Show all lines from the data that include the word "пунктов".
————————
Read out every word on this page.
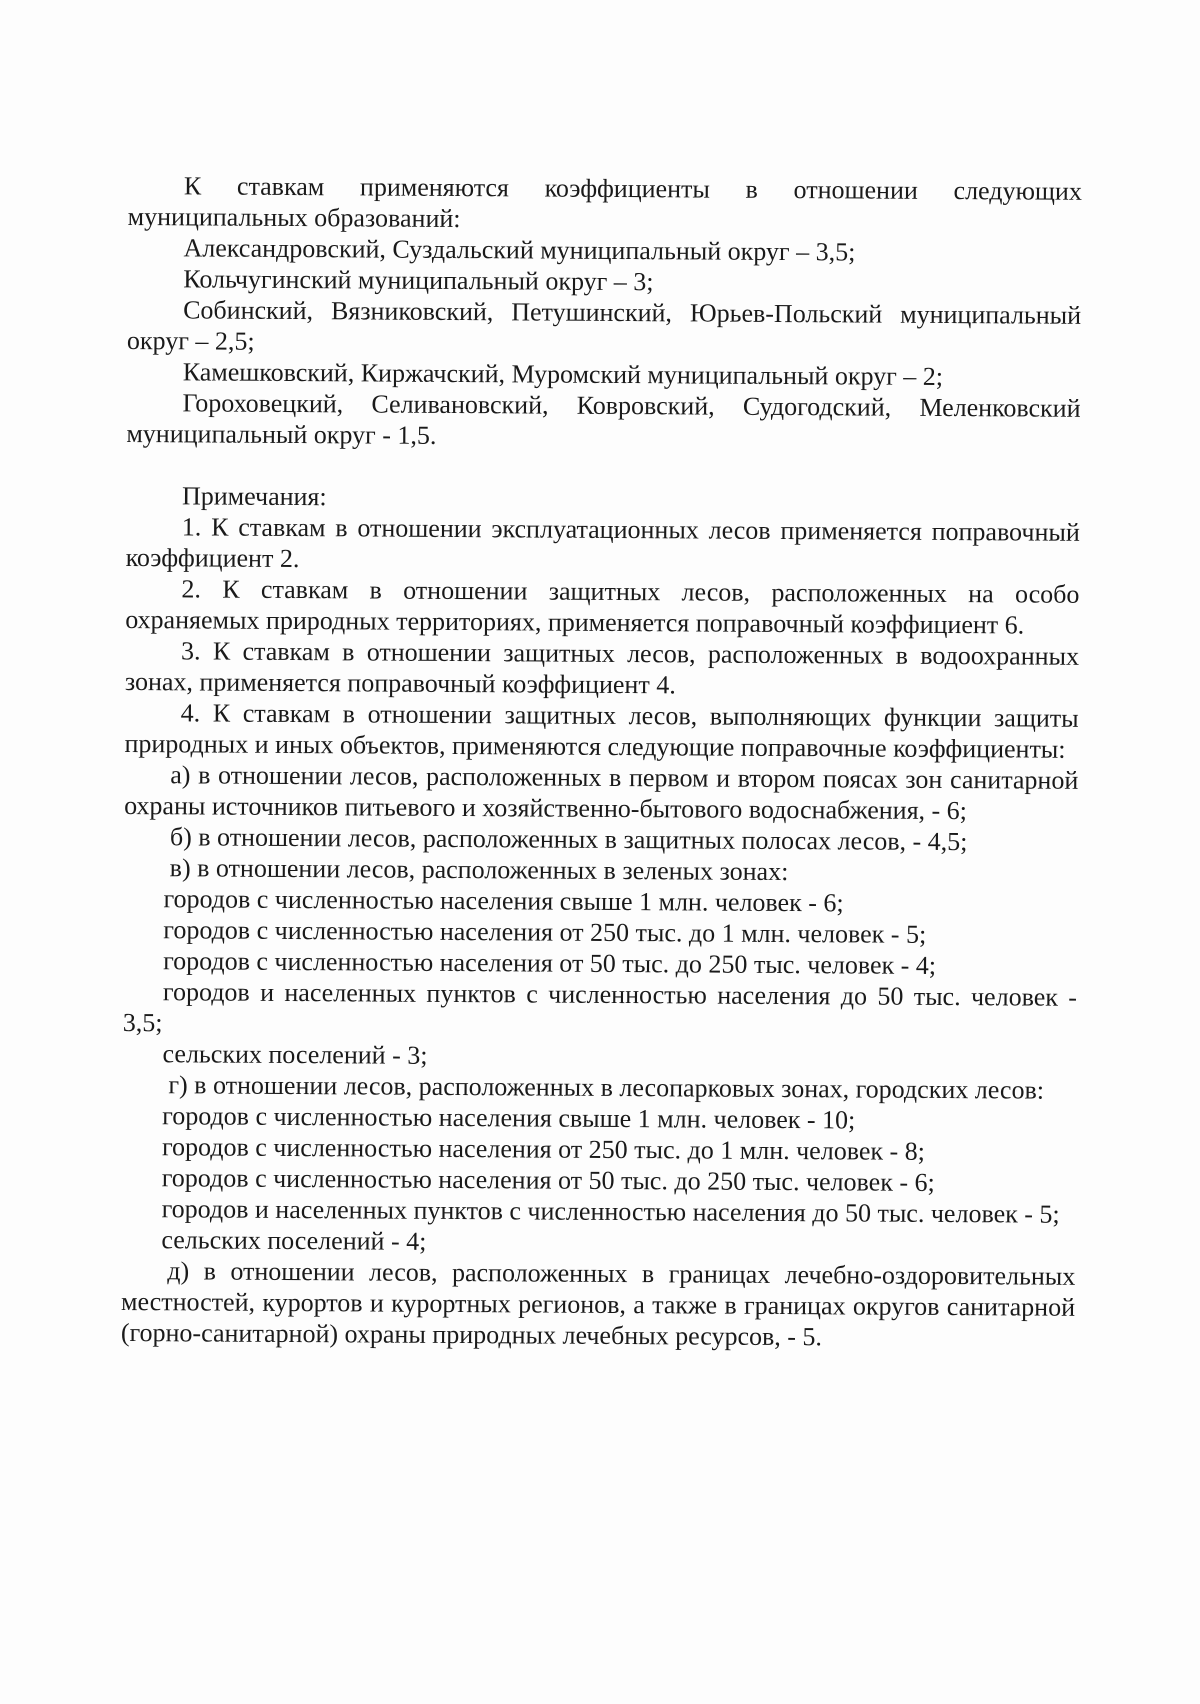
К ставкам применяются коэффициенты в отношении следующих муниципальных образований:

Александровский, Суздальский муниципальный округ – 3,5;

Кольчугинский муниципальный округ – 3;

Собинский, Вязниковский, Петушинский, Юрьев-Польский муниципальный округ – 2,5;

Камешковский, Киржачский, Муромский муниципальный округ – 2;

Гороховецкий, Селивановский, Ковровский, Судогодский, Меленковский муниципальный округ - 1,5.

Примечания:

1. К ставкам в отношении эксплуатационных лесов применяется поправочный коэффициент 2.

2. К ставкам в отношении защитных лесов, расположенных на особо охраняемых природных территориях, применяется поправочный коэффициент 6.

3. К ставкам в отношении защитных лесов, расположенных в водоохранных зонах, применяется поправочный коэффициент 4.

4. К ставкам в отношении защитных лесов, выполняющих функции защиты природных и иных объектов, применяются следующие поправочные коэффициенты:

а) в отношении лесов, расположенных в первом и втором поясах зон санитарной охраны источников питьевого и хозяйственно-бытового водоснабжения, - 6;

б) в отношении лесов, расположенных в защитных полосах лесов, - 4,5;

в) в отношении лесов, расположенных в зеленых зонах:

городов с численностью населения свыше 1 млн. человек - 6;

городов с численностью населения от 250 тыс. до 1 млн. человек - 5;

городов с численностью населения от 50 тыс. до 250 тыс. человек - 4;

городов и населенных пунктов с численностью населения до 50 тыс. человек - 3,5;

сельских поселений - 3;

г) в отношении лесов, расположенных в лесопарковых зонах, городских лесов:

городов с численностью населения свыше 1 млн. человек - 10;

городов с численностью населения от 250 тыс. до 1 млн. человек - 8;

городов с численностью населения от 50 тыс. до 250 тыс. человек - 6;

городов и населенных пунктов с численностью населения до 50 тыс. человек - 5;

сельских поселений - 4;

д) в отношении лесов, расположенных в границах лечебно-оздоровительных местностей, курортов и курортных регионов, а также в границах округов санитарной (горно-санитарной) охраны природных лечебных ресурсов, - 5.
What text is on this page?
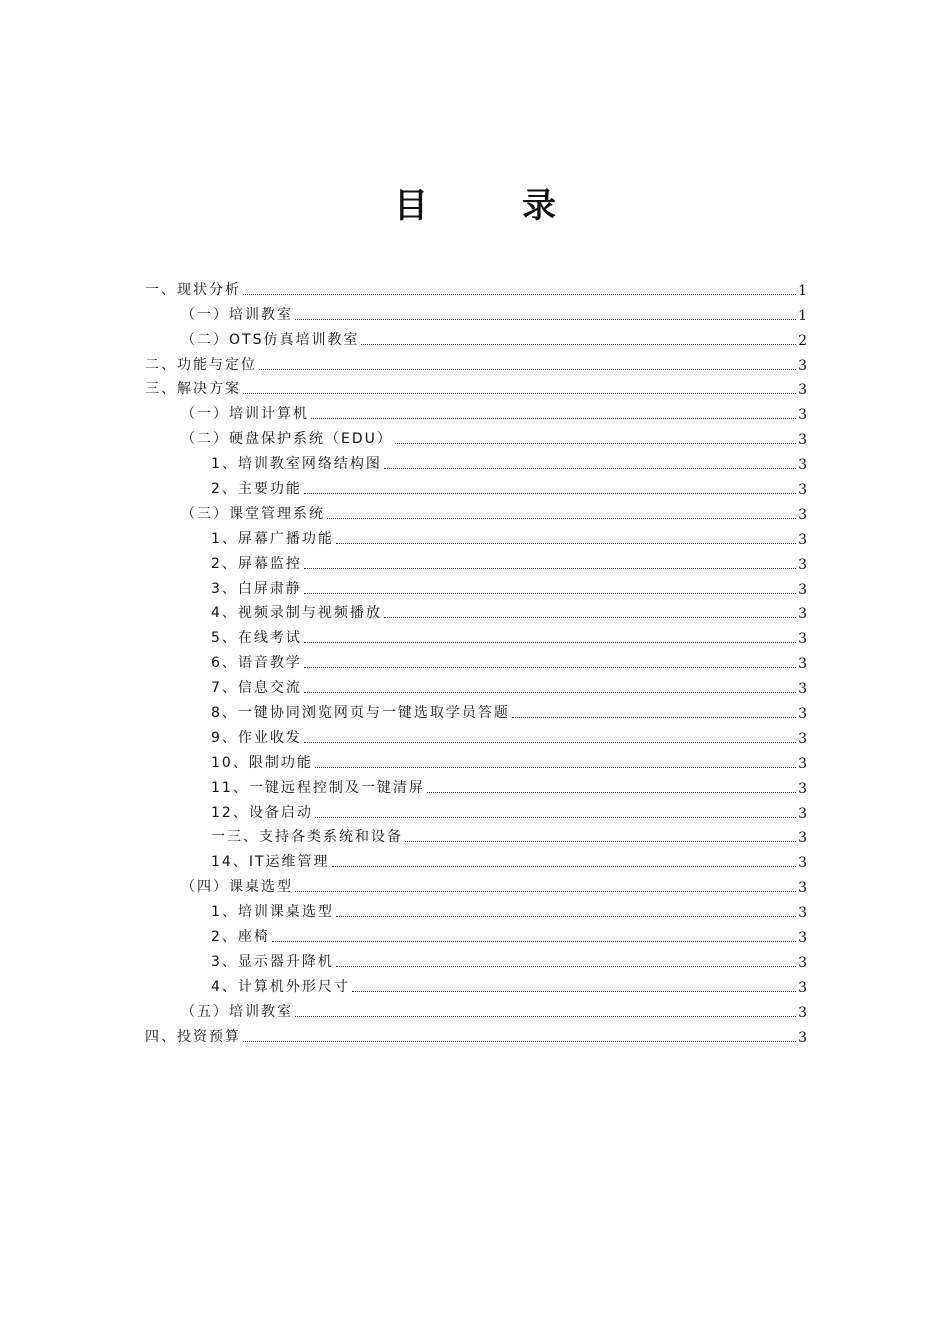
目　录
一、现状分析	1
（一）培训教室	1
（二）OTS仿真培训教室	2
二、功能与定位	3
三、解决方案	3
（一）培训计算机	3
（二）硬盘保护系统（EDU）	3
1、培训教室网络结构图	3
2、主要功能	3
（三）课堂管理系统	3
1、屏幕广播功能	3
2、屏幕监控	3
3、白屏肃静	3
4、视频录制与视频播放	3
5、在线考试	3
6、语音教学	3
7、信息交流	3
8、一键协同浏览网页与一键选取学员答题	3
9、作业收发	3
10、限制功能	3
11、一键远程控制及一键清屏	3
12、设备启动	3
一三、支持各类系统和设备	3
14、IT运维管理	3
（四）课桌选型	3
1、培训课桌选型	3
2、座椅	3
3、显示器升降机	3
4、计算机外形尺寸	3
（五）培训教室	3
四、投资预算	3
————————
## Written response
городов и населенных пунктов с численностью населения до 50 тыс. человек - 3,5;
городов и населенных пунктов с численностью населения до 50 тыс. человек - 5;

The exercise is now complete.